%%

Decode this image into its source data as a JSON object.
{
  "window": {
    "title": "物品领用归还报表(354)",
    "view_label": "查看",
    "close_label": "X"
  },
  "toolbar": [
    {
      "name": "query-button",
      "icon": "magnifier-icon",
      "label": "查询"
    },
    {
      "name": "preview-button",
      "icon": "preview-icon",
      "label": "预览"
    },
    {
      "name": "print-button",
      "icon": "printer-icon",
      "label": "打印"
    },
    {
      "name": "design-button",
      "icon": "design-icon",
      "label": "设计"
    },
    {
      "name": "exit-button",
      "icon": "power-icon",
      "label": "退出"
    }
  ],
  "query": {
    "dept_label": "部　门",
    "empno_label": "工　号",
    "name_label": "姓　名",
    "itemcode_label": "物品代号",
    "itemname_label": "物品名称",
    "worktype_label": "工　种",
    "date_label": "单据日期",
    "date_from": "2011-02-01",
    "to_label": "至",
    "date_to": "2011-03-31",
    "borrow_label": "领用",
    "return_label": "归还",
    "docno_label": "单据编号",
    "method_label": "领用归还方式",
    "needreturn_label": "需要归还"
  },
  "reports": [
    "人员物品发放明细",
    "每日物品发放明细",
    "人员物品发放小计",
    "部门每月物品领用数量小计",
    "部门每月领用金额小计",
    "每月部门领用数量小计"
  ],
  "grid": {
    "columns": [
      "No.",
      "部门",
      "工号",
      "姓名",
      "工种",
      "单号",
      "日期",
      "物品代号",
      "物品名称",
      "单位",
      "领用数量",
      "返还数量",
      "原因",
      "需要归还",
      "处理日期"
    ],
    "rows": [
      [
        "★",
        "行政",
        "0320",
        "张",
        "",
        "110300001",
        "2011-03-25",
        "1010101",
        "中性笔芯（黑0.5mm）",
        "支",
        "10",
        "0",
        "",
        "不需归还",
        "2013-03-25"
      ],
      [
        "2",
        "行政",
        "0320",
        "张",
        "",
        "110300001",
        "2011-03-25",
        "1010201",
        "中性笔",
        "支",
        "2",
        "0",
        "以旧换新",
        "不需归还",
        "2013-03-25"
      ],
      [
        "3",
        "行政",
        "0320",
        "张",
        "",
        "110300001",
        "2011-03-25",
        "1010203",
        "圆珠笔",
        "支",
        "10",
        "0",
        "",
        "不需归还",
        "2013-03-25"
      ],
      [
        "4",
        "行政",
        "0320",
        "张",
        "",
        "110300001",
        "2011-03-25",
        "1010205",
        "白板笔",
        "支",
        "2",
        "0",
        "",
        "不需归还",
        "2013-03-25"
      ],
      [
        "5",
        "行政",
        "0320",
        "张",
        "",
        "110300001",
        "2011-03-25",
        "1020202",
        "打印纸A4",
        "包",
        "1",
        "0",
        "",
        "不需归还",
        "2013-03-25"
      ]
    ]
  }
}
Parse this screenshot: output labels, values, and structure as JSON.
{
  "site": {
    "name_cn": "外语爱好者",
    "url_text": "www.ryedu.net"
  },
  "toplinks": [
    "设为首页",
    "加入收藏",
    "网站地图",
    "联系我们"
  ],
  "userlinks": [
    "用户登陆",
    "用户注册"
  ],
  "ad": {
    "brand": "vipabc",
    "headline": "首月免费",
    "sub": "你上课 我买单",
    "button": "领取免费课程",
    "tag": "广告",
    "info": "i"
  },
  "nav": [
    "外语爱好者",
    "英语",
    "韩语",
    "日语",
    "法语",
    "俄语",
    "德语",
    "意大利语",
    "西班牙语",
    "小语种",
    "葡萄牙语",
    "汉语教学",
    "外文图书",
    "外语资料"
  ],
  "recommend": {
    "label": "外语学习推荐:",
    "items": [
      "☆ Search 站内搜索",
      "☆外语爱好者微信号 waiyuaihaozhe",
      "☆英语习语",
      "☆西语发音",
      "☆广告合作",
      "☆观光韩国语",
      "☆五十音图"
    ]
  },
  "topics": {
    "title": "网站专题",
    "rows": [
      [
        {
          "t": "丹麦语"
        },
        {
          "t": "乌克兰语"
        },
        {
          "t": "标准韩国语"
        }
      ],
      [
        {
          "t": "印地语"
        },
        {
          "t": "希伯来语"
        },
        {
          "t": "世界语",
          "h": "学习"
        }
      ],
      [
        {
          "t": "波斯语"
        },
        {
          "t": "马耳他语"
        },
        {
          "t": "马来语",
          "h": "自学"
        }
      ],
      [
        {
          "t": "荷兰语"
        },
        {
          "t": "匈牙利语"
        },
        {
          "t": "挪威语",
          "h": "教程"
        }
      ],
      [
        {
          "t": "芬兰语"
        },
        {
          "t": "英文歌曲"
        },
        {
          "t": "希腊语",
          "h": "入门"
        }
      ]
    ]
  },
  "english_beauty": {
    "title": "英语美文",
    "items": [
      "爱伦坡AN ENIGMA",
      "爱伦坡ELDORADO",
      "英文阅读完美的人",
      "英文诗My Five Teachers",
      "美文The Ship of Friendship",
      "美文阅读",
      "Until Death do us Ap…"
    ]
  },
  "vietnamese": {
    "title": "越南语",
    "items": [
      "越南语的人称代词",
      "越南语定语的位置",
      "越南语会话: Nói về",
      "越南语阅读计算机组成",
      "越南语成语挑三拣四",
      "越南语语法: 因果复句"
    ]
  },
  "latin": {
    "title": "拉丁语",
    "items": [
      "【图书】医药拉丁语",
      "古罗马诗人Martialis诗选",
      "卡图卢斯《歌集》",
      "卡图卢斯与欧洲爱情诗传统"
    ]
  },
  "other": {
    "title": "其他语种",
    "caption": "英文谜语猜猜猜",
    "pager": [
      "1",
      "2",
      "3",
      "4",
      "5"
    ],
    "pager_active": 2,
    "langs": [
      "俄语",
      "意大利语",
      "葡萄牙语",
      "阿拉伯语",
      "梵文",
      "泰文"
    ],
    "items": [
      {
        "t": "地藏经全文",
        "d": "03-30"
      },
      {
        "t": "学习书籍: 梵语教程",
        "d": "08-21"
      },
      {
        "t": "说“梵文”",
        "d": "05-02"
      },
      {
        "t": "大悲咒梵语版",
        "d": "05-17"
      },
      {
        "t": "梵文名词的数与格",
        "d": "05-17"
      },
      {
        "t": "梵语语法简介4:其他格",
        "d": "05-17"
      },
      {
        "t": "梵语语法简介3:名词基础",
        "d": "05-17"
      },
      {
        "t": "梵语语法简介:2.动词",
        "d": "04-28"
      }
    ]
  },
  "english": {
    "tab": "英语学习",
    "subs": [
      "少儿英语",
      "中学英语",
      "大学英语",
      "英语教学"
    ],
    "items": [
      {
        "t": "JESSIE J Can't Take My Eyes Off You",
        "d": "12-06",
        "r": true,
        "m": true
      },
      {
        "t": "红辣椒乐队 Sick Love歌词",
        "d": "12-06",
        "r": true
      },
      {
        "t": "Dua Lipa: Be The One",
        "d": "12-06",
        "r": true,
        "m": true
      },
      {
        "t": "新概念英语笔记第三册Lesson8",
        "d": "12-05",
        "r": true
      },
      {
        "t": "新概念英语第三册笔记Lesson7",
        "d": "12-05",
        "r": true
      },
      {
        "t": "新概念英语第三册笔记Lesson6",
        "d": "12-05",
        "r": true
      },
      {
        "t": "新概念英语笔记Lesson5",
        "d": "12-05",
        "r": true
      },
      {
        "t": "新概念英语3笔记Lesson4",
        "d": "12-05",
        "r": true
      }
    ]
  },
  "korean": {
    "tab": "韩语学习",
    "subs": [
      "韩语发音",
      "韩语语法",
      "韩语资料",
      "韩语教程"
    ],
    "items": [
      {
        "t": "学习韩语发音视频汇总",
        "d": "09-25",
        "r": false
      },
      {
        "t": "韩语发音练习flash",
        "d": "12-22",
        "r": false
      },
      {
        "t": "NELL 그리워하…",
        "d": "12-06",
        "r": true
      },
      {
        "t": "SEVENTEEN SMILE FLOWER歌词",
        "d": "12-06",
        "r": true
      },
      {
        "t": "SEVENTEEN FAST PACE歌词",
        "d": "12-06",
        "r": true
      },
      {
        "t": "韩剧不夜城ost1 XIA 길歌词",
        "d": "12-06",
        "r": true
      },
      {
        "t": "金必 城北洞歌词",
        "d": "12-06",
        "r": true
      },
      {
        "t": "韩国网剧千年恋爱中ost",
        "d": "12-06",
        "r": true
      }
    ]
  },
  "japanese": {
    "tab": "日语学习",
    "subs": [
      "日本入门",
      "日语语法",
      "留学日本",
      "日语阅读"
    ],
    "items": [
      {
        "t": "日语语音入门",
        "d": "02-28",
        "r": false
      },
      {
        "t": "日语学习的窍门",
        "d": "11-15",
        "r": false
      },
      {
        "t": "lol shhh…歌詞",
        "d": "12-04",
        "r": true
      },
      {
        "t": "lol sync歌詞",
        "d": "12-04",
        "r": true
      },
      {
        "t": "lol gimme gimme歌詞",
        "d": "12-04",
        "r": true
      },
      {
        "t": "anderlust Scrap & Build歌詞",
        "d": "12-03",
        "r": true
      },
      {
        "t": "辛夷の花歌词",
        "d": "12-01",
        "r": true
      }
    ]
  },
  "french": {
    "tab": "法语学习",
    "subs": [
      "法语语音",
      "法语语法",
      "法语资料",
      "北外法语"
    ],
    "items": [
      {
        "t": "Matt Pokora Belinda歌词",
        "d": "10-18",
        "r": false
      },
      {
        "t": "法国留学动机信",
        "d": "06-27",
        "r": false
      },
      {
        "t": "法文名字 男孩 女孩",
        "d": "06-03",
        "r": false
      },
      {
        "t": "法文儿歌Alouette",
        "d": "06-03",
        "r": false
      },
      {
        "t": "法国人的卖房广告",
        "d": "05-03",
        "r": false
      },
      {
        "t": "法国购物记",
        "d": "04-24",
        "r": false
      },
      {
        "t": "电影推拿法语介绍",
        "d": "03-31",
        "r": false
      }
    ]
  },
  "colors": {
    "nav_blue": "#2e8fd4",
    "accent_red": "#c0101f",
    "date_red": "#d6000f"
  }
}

%%

TASK TO CARRY OUT: State the count of lines with the word "icon" in them, and write nothing else.

OUTPUT OF THE TASK: 5